___ Provided information
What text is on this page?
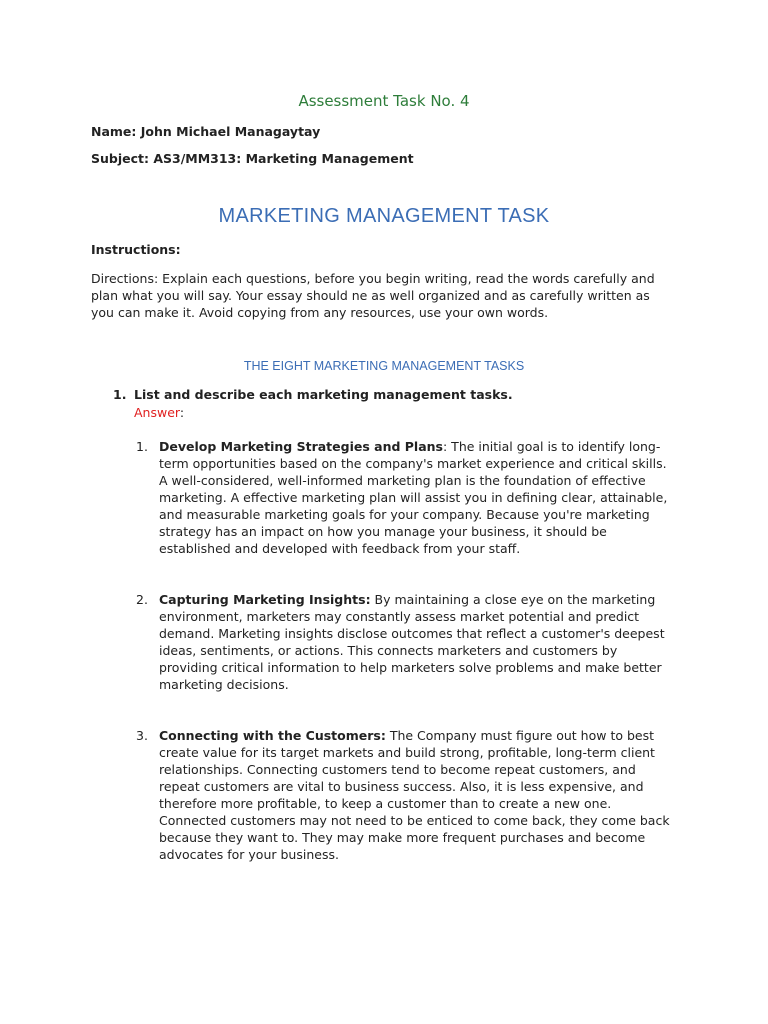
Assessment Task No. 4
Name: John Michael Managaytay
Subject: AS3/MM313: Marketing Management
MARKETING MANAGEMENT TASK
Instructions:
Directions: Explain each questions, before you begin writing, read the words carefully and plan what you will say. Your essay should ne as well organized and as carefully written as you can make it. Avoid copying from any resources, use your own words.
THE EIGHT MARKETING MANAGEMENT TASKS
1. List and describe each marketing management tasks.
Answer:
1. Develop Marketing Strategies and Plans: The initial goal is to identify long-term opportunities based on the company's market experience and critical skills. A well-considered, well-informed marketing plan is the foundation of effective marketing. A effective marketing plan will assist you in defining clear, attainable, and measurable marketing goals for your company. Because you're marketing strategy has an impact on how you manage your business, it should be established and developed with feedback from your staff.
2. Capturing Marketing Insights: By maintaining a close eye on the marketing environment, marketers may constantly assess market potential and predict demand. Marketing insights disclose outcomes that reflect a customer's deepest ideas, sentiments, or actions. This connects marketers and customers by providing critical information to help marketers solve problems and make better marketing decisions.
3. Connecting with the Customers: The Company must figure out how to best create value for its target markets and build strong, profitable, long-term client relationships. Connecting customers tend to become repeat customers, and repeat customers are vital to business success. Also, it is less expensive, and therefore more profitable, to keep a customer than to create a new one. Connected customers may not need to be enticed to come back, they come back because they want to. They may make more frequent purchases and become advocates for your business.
______
___ Provided information
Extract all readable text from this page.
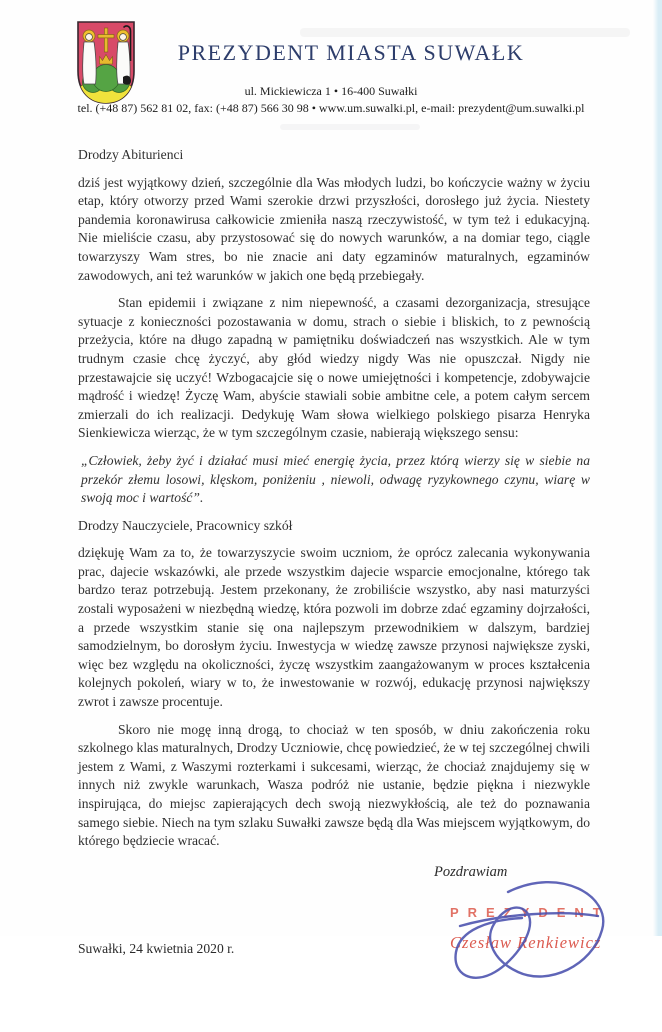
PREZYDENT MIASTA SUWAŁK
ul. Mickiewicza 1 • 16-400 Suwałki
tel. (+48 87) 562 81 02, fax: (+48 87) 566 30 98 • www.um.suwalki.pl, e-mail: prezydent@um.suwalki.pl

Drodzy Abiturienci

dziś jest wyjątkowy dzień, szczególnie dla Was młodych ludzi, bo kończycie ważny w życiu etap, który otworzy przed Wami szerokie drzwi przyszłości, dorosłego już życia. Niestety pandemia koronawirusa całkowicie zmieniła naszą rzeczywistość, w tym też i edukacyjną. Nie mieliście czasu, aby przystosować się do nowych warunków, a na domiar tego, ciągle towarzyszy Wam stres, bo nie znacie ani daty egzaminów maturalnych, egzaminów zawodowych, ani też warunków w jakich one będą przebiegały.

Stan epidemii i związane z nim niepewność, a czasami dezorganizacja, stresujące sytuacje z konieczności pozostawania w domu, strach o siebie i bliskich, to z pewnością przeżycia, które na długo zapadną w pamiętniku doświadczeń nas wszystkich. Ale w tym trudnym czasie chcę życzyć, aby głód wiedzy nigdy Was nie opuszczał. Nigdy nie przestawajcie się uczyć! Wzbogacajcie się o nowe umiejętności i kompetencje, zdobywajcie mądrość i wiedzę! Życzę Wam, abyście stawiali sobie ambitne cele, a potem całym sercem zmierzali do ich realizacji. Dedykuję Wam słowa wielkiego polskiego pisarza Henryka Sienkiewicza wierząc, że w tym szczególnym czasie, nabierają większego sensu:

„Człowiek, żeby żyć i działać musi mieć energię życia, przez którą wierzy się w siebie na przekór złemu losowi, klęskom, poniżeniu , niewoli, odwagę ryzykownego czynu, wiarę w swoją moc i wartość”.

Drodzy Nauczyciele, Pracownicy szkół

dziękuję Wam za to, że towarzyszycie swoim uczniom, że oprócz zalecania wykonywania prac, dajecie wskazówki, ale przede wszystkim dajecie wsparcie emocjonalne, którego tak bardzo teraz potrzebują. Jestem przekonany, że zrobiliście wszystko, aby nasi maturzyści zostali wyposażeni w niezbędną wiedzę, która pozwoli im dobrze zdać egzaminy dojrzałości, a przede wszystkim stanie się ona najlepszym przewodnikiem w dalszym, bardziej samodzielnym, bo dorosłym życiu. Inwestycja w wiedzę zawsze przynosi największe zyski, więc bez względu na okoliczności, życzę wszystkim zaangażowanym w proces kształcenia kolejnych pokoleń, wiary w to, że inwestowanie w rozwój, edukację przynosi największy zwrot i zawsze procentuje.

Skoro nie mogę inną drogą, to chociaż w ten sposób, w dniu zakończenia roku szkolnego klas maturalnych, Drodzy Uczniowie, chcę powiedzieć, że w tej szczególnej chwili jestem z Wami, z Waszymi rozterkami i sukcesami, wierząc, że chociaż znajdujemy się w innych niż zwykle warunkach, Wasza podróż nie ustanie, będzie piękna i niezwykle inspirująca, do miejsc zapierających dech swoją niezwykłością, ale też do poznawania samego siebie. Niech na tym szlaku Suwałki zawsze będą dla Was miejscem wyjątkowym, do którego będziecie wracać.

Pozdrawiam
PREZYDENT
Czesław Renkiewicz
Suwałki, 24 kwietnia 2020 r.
______
[Set problem]: Note how many lines in the listing above hold the string "page", then give only that figure.

[Correct result]: 2